Set problem.
Report how many lines contain "ondata". The answer is a single number.
## Start Supplied material
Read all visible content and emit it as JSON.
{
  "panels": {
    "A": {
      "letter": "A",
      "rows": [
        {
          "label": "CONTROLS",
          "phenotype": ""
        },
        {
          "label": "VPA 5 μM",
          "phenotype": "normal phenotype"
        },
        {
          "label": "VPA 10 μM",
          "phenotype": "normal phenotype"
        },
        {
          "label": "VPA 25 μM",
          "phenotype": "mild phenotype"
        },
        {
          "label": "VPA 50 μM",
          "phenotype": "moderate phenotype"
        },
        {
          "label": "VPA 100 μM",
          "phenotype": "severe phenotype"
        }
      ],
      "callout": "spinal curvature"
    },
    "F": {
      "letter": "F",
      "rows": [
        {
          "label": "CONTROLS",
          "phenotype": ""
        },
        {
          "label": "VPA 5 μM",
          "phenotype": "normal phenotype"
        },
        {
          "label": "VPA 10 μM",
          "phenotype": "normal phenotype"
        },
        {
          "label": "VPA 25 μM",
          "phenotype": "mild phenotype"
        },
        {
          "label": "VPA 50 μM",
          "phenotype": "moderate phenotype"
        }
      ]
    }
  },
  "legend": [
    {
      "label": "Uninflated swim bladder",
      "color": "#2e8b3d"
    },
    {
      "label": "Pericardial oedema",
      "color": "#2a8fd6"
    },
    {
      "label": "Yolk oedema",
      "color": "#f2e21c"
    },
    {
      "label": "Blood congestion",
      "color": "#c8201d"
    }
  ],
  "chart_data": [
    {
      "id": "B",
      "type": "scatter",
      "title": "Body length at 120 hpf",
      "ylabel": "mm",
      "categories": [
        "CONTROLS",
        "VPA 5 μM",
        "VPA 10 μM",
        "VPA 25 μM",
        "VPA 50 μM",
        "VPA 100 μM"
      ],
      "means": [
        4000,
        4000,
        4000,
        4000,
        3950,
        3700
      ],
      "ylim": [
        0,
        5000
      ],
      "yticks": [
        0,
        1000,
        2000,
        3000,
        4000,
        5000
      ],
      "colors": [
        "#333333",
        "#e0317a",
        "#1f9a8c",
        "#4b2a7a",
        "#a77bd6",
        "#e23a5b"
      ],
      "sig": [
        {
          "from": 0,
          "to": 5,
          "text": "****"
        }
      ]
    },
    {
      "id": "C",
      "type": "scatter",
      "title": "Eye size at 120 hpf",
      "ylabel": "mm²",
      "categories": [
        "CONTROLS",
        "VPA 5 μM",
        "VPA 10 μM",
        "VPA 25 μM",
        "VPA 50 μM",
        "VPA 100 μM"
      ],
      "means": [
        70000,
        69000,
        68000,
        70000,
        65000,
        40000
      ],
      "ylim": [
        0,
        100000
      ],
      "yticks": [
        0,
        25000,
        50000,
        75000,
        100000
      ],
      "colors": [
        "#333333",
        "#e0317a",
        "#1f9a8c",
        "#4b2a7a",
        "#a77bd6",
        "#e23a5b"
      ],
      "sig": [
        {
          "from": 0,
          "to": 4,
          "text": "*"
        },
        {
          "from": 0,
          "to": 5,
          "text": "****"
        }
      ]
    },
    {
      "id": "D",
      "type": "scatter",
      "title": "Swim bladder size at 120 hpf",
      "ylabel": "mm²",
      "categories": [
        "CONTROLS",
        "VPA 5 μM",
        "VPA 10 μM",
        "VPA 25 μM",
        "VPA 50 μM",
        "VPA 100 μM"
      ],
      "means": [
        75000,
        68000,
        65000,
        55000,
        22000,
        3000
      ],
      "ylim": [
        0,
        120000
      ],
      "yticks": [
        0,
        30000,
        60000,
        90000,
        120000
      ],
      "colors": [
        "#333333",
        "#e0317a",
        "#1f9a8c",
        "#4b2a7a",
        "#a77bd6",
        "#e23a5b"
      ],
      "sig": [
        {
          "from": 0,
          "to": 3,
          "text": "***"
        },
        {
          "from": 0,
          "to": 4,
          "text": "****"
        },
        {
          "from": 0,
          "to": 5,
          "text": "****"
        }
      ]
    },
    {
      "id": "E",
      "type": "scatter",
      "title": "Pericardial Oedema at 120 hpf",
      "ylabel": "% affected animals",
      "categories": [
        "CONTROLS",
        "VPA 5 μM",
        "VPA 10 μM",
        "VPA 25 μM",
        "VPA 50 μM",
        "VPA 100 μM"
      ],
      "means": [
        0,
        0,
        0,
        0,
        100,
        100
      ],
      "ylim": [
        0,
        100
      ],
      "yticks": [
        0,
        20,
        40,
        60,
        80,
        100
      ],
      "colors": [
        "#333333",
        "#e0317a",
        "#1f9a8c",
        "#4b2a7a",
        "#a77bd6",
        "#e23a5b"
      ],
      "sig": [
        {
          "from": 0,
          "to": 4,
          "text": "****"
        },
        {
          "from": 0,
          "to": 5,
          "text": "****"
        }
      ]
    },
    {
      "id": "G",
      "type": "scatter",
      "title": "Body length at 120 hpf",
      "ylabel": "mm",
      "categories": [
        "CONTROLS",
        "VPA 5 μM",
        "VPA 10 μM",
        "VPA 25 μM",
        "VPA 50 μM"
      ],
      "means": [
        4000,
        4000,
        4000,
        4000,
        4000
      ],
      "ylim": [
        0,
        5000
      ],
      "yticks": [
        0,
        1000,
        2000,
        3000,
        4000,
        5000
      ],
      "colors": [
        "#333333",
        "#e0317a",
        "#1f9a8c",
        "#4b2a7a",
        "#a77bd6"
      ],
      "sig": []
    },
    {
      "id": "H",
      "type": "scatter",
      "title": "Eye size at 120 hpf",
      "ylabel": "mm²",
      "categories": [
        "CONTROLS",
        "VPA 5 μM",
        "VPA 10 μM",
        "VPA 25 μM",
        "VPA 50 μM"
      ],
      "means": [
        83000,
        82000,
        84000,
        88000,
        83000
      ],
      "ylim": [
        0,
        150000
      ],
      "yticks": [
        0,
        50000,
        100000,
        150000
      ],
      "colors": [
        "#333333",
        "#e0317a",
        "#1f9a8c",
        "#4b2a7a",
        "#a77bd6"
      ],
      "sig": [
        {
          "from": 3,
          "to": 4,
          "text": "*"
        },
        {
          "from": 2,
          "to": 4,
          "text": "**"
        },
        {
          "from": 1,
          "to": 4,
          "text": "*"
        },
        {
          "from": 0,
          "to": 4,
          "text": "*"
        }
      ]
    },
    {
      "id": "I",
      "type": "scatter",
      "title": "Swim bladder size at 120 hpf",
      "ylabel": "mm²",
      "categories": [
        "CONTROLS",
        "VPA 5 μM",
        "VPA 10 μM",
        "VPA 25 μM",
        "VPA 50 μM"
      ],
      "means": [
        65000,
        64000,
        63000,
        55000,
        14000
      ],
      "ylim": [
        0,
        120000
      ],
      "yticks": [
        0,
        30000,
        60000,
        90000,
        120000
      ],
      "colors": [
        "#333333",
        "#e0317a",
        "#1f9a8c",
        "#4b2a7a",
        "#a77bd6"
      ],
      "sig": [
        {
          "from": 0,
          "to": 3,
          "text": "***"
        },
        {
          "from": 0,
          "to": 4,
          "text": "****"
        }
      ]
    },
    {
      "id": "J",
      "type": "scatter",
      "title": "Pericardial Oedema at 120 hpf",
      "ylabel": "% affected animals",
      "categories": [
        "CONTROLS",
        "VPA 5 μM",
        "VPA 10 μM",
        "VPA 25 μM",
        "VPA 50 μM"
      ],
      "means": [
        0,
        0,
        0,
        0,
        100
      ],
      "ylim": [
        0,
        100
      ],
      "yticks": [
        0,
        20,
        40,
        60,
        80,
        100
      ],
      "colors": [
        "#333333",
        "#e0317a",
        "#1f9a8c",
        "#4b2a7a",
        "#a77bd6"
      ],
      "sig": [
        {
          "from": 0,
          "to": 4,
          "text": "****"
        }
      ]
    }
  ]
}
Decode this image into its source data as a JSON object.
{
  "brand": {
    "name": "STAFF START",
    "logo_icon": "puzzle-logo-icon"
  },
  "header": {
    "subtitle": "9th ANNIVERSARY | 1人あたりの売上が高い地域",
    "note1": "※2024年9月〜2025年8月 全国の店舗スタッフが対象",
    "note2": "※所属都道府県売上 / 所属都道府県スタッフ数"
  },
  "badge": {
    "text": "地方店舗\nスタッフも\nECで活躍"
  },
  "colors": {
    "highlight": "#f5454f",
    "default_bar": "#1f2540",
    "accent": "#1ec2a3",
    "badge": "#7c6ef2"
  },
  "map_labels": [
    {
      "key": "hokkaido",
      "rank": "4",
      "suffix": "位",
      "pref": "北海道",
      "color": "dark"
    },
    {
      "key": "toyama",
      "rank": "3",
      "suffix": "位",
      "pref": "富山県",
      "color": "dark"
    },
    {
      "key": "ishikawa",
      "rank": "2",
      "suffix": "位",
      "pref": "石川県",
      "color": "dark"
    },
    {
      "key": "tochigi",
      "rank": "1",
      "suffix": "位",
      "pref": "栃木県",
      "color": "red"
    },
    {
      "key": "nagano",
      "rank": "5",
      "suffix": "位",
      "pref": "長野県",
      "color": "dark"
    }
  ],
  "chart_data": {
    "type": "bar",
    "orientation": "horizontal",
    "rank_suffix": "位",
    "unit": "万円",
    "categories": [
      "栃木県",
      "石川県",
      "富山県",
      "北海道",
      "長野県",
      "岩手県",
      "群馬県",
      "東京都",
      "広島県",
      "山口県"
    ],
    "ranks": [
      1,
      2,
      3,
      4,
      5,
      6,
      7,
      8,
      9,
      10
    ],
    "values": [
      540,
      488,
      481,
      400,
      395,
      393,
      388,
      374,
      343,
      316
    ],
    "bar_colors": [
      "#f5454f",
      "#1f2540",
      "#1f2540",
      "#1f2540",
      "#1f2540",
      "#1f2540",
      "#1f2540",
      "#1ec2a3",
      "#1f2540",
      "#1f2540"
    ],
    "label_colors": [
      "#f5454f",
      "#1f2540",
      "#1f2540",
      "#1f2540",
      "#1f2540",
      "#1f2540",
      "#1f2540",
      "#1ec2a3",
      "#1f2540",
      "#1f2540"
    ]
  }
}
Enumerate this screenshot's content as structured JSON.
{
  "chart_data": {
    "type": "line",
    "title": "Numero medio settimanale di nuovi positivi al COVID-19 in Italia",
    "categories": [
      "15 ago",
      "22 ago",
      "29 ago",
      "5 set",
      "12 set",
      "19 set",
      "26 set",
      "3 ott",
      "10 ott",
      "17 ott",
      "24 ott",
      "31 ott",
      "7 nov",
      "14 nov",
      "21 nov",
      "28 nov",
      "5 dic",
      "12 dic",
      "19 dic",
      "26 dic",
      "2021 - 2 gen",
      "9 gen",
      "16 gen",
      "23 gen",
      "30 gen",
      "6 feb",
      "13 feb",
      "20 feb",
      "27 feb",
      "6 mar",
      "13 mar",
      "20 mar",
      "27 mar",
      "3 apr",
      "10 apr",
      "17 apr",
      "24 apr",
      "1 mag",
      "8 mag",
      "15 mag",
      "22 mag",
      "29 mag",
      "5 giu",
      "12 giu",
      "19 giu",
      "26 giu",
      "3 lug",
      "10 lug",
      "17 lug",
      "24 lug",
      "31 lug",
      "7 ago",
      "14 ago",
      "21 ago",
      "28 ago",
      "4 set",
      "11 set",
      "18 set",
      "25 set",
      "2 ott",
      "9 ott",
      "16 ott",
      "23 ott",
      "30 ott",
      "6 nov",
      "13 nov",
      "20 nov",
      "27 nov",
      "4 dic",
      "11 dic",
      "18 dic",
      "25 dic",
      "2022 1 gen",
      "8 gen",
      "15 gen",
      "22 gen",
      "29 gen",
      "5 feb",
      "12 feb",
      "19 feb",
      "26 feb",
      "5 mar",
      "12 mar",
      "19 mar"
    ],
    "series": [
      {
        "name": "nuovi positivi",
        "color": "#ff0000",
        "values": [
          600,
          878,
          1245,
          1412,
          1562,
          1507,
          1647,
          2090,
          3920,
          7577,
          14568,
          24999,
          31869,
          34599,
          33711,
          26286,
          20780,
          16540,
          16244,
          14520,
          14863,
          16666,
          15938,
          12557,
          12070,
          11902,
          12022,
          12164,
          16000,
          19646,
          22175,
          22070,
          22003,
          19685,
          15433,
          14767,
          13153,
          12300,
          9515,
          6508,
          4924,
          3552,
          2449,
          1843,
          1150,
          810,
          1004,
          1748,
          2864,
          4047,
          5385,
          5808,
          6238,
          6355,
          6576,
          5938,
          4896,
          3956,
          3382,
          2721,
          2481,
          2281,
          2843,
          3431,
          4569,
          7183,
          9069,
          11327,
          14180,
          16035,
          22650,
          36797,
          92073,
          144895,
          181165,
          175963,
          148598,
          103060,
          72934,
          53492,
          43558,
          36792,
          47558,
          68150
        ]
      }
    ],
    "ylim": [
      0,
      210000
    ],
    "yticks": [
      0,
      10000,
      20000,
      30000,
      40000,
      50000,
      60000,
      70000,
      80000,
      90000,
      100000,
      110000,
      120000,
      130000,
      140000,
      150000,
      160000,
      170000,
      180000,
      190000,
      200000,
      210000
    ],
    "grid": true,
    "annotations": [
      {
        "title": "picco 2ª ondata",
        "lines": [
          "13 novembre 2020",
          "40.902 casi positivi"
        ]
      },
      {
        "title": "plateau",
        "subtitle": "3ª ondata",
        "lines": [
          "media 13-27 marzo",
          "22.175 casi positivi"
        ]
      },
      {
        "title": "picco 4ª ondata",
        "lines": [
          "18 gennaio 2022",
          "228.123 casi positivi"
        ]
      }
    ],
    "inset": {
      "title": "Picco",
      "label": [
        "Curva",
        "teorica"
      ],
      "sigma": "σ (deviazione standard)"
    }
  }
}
## End Supplied material
Reply to the exercise.
3